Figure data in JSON
****
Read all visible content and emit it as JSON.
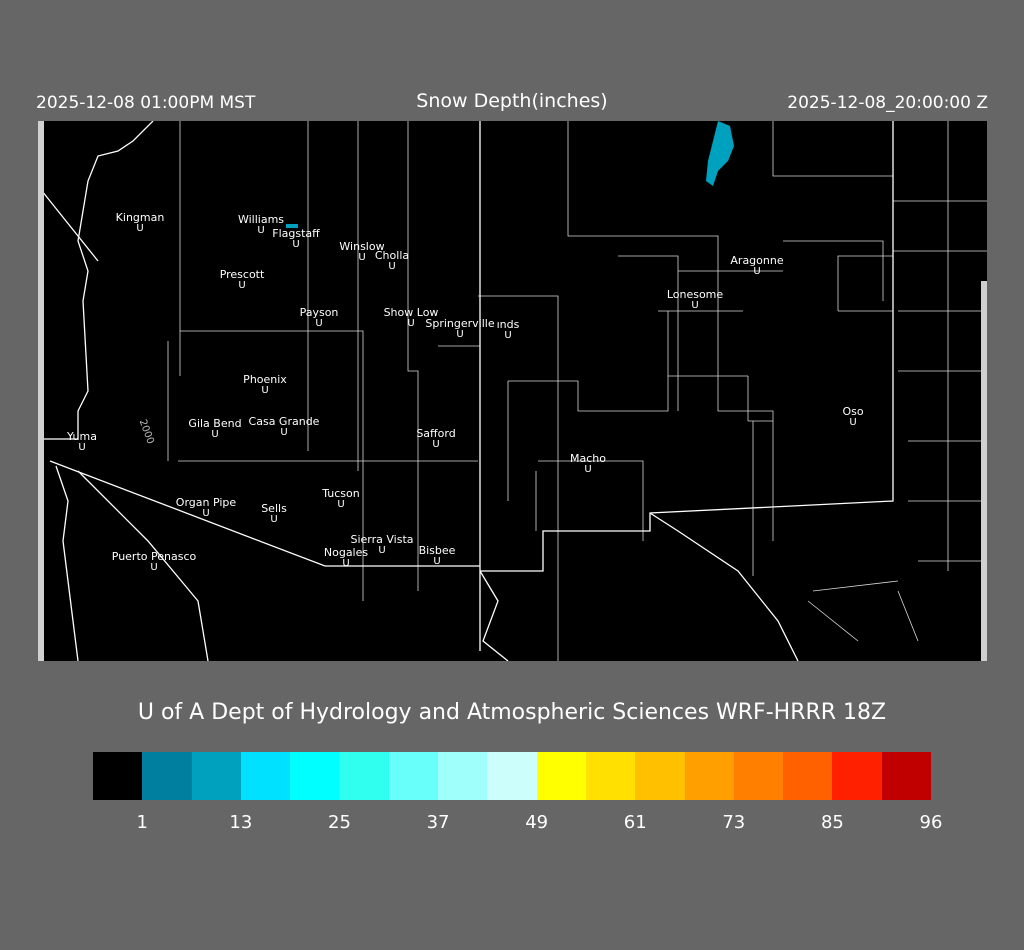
{
  "header": {
    "local_time": "2025-12-08 01:00PM MST",
    "title": "Snow Depth(inches)",
    "valid_time": "2025-12-08_20:00:00 Z"
  },
  "map": {
    "cities": [
      "Kingman",
      "Williams",
      "Flagstaff",
      "Winslow",
      "Cholla",
      "Prescott",
      "Payson",
      "Show Low",
      "Springerville",
      "ınds",
      "Aragonne",
      "Lonesome",
      "Phoenix",
      "Oso",
      "Gila Bend",
      "Casa Grande",
      "Yuma",
      "Safford",
      "Macho",
      "Organ Pipe",
      "Sells",
      "Tucson",
      "Sierra Vista",
      "Nogales",
      "Bisbee",
      "Puerto Penasco"
    ],
    "marker_symbol": "U",
    "contour_label": "2000"
  },
  "credit": "U of A Dept of Hydrology and Atmospheric Sciences WRF-HRRR 18Z",
  "colorbar": {
    "colors": [
      "#000000",
      "#007f9f",
      "#00a0bf",
      "#00e0ff",
      "#00ffff",
      "#30fff0",
      "#68fffa",
      "#9ffffa",
      "#ccfffc",
      "#ffff00",
      "#ffe000",
      "#ffc000",
      "#ffa000",
      "#ff8000",
      "#ff6000",
      "#ff2000",
      "#c00000",
      "#800000"
    ],
    "labels": [
      "1",
      "13",
      "25",
      "37",
      "49",
      "61",
      "73",
      "85",
      "96"
    ]
  }
}
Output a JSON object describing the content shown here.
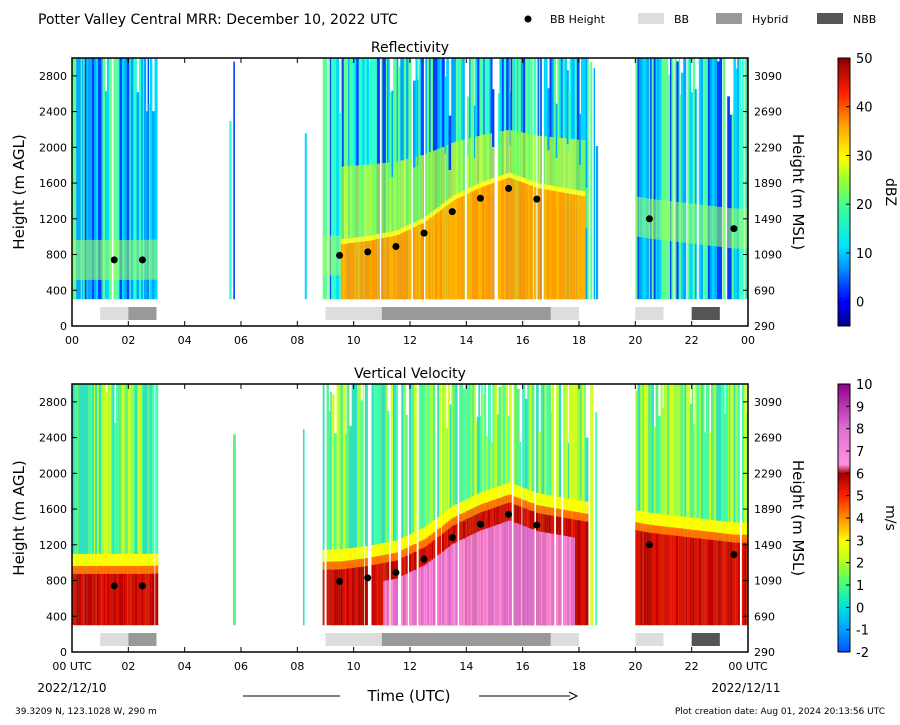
****
Required task
Reproduce all of the data exactly, omitting each picture it holds.

Problem solution
Read all visible content and emit it as JSON.
{
  "header": {
    "local_time": "2025-12-08 01:00PM MST",
    "title": "Snow Depth(inches)",
    "valid_time": "2025-12-08_20:00:00 Z"
  },
  "map": {
    "cities": [
      "Kingman",
      "Williams",
      "Flagstaff",
      "Winslow",
      "Cholla",
      "Prescott",
      "Payson",
      "Show Low",
      "Springerville",
      "ınds",
      "Aragonne",
      "Lonesome",
      "Phoenix",
      "Oso",
      "Gila Bend",
      "Casa Grande",
      "Yuma",
      "Safford",
      "Macho",
      "Organ Pipe",
      "Sells",
      "Tucson",
      "Sierra Vista",
      "Nogales",
      "Bisbee",
      "Puerto Penasco"
    ],
    "marker_symbol": "U",
    "contour_label": "2000"
  },
  "credit": "U of A Dept of Hydrology and Atmospheric Sciences WRF-HRRR 18Z",
  "colorbar": {
    "colors": [
      "#000000",
      "#007f9f",
      "#00a0bf",
      "#00e0ff",
      "#00ffff",
      "#30fff0",
      "#68fffa",
      "#9ffffa",
      "#ccfffc",
      "#ffff00",
      "#ffe000",
      "#ffc000",
      "#ffa000",
      "#ff8000",
      "#ff6000",
      "#ff2000",
      "#c00000",
      "#800000"
    ],
    "labels": [
      "1",
      "13",
      "25",
      "37",
      "49",
      "61",
      "73",
      "85",
      "96"
    ]
  }
}
Output a JSON object describing the content shown here.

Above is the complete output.